_Extract to read_:
☆ ☆ ☆
One Inexpensive Way the Packers Could Improve Their Team in 2021

One Inexpensive Way the Packers Could Improve Their Team in 2021


One Inexpensive Way the Packers Could Improve Their Team in 2021


The cliché is that special teams is one-third of football and yet the Green Bay Packers have struggled with special teams for several years now. The Pack has not had a lot of success covering kicks and punts or returning them. In fact, it’s been several years since the Packers have had a legitimate threat to go all the way on punt and kick returns.

How many Packers fans can even name the last Packers player to return a punt for a touchdown? It’s been six full seasons since it last happened. The last time a Packer returned a punt for a score came in the final game of the 2014 season when Micah Hyde ran one back 55 yards against the Lions.

Since then, the Packers have struggled to return punts. In 2015, Hyde let the Packers in punt returns but averaged a mere 5.8-yards per return. Since then, Trevor Davis has been the team’s most dangerous punt returner but he had trouble staying healthy.

In the last three years, the Packers as a team have averaged 6.6-yards per return in 2018, 4.9-yards in 2019 and in 2020, the Pack managed just 4.8-yards per punt return with a long of only 11 yards.
☆ ☆ ☆
_Supplied data_:

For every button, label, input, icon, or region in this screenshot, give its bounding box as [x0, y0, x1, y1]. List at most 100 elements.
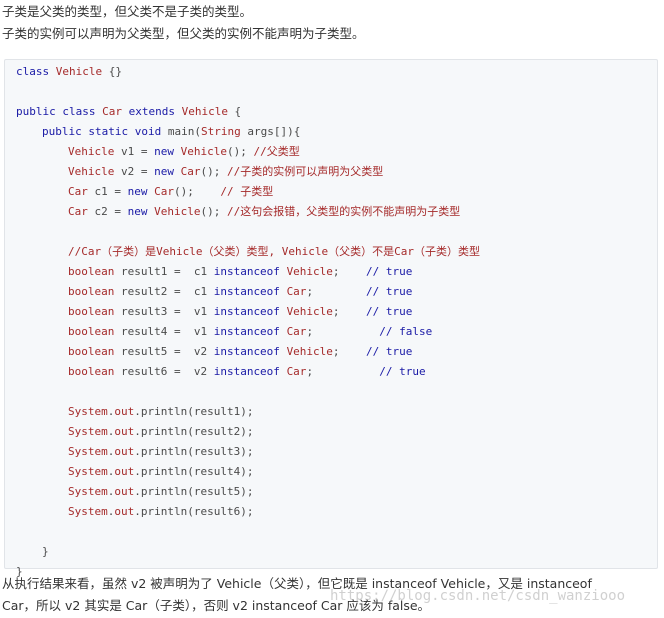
☆ ☆ ☆
_Problem to solve_:
Carry on the article about the Packers' return game, starting right after its final sentence. The data plays no role in this.

_Answer to this exercise_:
Kick returns haven’t been much better. The last time the Packers scored a touchdown on a kickoff return was the opening game of the 2011 season when rookie Randall Cobb ran one back 108 yards for a score in his first career NFL game. Yes, it’s really been a decade since the Packers scored on a kick return.

Over the last three years, the Packers averaged just 21.5-yards per kick return in 2018, 20.8-yards per return in 2019 and a paltry 18.9-yards per runback in 2020. The numbers weren’t good to begin with and they have been trending in the wrong direction in each of the last three seasons.

The return game is quite simply costing the Packers field position and forcing the offense to make longer drives to score points. In the playoffs, when playing against top quality opponents, the field position battle can be the difference between winning and losing.

Green Bay has a great tradition of dangerous return specialists. Travis Williams famously ran back four kickoffs for touchdowns in 1967, the year Vince Lombardi led the Packers to their third straight championship.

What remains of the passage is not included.